Supplied data
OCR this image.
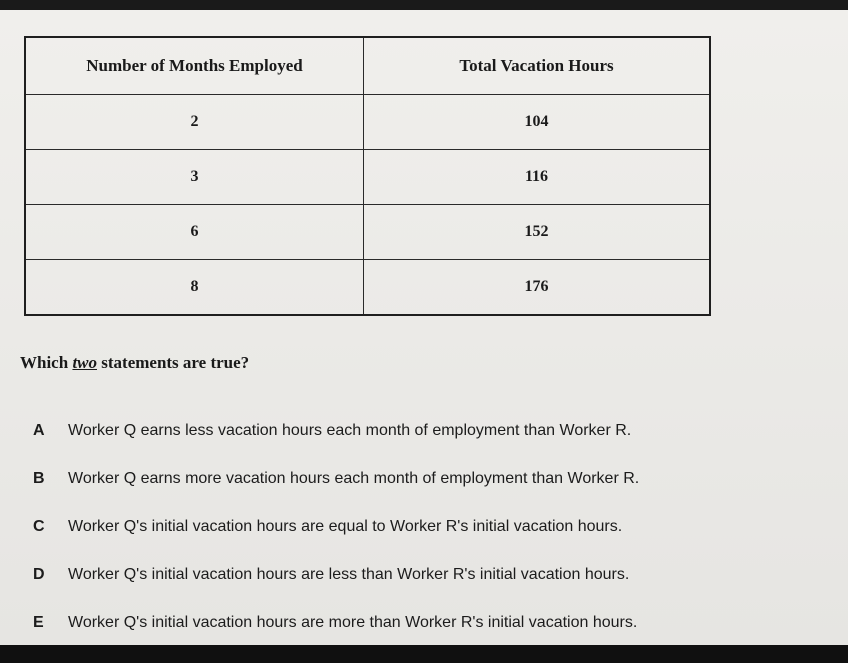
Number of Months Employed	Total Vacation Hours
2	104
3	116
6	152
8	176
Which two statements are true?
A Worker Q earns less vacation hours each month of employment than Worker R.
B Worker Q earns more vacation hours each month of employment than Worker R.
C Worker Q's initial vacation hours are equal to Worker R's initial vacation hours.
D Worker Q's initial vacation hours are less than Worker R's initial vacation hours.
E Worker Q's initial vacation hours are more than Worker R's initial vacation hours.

...

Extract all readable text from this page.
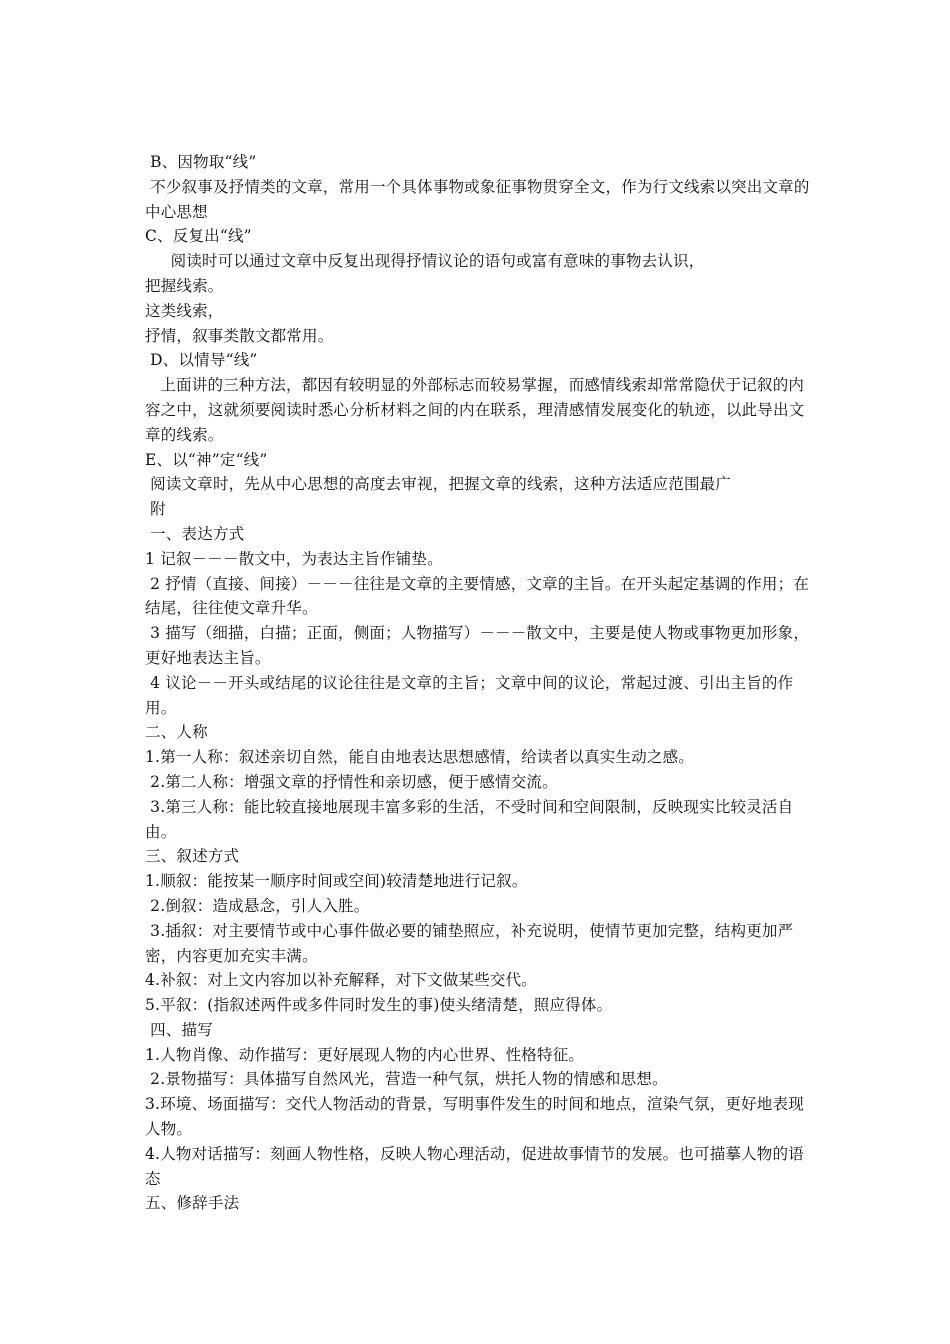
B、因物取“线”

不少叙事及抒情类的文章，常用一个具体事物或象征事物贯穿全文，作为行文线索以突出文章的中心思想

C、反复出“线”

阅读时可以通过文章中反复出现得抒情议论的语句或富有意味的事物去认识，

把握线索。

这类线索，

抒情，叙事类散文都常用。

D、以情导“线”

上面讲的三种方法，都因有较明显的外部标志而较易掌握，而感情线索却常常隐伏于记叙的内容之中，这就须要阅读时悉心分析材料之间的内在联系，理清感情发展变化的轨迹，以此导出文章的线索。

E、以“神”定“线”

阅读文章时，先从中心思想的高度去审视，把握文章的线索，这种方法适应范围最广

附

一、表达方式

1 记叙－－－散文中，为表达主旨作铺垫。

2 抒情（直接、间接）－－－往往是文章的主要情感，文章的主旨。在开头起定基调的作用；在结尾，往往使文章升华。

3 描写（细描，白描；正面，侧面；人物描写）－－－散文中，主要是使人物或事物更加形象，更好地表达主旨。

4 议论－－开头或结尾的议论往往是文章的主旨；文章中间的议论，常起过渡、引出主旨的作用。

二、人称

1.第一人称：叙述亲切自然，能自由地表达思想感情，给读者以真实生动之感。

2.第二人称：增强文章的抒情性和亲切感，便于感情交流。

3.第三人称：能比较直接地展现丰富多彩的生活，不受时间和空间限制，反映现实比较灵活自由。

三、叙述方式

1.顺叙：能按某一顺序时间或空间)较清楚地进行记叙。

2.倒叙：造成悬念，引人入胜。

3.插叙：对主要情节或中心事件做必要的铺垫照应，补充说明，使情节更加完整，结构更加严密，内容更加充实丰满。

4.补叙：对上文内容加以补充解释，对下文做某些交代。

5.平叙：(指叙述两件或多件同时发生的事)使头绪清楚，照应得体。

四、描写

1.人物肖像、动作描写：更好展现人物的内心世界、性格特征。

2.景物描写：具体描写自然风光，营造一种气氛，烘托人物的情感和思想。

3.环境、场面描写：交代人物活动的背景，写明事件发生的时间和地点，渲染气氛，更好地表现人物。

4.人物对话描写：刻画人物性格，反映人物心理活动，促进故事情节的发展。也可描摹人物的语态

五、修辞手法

Work instructions
Filter the entries and copy out every line with the word "more".

Solution to the exercise
B Worker Q earns more vacation hours each month of employment than Worker R.
E Worker Q's initial vacation hours are more than Worker R's initial vacation hours.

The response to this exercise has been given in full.